── Dataset records ──
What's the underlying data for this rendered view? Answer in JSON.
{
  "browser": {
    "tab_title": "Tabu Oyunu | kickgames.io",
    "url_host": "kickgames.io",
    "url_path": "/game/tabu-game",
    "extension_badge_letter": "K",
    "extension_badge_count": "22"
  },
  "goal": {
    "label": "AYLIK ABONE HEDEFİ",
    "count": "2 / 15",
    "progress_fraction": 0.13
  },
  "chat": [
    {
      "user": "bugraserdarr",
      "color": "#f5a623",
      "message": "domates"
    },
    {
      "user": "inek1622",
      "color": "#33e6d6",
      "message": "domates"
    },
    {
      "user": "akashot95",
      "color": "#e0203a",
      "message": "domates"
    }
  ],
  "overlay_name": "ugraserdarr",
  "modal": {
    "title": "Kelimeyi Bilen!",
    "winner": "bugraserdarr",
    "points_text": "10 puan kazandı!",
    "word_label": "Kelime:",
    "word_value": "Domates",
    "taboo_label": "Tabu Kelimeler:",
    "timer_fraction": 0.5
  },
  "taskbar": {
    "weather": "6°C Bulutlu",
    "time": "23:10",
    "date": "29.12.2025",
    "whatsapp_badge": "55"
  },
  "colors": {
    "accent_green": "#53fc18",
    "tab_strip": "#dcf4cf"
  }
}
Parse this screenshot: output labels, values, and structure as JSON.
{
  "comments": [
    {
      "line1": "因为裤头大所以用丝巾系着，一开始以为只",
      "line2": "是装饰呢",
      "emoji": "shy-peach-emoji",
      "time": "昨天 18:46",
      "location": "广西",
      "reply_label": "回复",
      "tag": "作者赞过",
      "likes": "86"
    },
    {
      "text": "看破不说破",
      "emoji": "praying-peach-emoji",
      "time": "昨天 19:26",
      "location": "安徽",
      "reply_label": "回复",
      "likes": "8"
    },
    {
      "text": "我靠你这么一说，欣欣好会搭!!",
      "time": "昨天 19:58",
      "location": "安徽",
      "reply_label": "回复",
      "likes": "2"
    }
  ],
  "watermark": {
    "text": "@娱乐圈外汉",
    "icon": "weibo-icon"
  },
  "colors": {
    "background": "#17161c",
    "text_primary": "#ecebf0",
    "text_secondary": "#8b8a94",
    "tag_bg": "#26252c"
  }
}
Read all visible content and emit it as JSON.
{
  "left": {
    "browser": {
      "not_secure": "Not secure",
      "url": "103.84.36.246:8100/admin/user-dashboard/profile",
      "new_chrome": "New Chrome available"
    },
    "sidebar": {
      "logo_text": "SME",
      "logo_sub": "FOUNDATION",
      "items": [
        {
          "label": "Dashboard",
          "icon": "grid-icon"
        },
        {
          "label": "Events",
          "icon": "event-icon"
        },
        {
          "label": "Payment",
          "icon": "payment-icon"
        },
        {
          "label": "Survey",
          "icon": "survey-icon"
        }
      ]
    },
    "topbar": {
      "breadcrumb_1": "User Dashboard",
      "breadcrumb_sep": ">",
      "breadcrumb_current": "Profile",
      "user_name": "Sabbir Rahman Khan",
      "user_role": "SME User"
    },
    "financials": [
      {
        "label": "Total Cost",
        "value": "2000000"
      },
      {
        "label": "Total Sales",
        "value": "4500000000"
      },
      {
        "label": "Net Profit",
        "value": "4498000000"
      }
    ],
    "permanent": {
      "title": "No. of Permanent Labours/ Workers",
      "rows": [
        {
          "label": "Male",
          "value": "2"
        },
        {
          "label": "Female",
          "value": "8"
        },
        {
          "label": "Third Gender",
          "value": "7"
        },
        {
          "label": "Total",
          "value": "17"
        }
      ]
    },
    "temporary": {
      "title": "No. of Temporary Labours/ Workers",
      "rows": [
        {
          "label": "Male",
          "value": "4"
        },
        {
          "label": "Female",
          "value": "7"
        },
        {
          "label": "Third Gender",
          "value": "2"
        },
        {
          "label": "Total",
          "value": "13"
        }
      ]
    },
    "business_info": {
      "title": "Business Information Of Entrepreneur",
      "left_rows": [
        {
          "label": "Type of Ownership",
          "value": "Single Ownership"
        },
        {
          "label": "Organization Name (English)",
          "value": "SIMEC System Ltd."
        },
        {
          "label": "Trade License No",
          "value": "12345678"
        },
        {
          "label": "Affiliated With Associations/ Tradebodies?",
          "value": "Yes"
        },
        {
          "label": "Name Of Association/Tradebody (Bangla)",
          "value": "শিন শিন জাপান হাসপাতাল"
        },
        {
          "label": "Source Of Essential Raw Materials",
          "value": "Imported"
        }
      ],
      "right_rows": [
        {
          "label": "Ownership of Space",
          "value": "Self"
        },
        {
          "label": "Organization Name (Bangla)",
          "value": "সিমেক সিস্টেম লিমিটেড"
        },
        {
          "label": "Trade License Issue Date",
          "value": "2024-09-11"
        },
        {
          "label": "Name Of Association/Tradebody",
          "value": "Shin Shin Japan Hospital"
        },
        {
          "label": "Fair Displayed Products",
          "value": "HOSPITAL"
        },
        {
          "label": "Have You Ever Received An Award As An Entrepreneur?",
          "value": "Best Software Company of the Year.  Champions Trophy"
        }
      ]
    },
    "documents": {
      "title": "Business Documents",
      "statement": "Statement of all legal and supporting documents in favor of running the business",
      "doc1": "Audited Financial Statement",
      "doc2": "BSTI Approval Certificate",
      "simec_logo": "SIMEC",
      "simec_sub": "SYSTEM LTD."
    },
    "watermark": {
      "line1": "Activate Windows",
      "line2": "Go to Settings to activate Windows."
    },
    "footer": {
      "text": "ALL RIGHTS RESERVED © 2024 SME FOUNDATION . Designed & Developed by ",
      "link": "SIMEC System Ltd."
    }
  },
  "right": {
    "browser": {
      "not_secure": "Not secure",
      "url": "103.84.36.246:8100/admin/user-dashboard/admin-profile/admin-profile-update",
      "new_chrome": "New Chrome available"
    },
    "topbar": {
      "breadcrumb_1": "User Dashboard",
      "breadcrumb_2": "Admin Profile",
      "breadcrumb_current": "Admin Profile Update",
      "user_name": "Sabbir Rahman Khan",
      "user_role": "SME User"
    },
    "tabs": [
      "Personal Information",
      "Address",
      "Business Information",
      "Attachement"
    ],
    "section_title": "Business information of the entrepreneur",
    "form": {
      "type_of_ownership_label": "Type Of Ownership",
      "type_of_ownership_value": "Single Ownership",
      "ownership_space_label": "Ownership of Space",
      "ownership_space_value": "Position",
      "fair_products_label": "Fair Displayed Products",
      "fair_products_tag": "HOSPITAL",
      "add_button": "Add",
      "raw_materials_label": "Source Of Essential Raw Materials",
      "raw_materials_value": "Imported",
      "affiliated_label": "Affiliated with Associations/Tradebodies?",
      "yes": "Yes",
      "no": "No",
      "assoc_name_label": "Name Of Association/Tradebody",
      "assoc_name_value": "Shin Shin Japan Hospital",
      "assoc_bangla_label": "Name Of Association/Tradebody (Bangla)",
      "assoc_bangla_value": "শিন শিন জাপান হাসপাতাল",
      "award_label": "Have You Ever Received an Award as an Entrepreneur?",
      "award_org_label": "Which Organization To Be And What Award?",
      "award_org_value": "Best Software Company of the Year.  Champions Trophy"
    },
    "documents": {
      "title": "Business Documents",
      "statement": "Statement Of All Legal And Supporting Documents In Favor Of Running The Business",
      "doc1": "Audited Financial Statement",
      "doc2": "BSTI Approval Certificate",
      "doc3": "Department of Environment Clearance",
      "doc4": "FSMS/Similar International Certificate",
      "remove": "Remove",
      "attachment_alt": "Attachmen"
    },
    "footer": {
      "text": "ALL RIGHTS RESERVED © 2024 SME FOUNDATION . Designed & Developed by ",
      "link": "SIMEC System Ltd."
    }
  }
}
───
* The request: Collect from the data above every line that includes "Essential".

* Reply:
          "label": "Source Of Essential Raw Materials",
      "raw_materials_label": "Source Of Essential Raw Materials",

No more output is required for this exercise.